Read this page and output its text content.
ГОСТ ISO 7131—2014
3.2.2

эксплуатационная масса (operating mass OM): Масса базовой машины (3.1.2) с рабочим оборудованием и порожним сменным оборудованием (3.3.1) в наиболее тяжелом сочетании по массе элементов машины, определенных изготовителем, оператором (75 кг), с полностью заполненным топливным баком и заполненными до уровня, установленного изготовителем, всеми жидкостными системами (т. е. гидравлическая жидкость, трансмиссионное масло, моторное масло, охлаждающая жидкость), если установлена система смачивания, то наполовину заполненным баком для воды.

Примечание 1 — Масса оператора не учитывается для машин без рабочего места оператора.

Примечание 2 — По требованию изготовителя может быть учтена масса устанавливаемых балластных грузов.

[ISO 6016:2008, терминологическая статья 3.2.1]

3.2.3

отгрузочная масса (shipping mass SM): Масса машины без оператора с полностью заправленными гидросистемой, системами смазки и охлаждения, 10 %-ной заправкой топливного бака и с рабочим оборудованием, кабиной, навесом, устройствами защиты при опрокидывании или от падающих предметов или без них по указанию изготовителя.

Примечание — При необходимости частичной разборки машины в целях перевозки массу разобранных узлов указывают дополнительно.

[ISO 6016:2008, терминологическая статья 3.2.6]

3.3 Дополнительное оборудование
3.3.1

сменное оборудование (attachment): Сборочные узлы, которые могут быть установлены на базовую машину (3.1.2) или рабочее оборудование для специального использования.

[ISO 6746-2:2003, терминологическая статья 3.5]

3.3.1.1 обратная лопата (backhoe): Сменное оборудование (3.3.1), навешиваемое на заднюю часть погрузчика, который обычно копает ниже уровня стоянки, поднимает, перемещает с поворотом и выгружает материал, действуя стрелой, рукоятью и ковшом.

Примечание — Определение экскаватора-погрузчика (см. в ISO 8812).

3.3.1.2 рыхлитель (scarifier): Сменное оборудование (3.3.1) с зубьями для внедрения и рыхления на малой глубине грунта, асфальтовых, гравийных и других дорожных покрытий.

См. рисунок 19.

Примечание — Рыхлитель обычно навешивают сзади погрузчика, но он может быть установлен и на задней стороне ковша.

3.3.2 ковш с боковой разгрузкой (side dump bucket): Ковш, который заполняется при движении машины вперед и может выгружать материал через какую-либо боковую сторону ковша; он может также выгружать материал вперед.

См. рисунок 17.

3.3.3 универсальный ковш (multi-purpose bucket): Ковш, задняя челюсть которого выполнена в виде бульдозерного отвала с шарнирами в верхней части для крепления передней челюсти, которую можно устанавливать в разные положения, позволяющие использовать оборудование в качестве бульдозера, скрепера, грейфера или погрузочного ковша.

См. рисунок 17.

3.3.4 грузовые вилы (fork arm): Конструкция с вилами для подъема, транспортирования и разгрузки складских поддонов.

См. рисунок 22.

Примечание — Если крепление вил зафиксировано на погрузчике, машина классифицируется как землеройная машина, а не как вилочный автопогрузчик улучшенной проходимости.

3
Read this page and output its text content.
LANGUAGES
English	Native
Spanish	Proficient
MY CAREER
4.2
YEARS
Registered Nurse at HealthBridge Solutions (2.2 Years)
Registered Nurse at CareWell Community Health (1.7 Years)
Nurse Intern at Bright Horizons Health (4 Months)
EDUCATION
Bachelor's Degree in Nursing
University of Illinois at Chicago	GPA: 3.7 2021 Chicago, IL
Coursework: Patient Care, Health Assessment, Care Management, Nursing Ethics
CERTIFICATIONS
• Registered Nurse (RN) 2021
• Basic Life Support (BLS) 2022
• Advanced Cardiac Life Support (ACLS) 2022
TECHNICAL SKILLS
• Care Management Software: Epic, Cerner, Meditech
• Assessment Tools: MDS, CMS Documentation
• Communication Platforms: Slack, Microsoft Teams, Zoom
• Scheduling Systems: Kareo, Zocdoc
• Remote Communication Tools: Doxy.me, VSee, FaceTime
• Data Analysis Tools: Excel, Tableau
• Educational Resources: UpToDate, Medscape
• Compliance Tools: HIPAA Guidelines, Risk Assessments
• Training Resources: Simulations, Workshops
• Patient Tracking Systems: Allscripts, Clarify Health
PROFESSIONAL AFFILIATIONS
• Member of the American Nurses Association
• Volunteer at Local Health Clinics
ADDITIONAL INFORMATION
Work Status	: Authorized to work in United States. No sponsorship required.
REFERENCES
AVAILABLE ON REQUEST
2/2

Short exercise: Take every line from the data that contains the word "Support".

Solution for this problem:
• Basic Life Support (BLS) 2022
• Advanced Cardiac Life Support (ACLS) 2022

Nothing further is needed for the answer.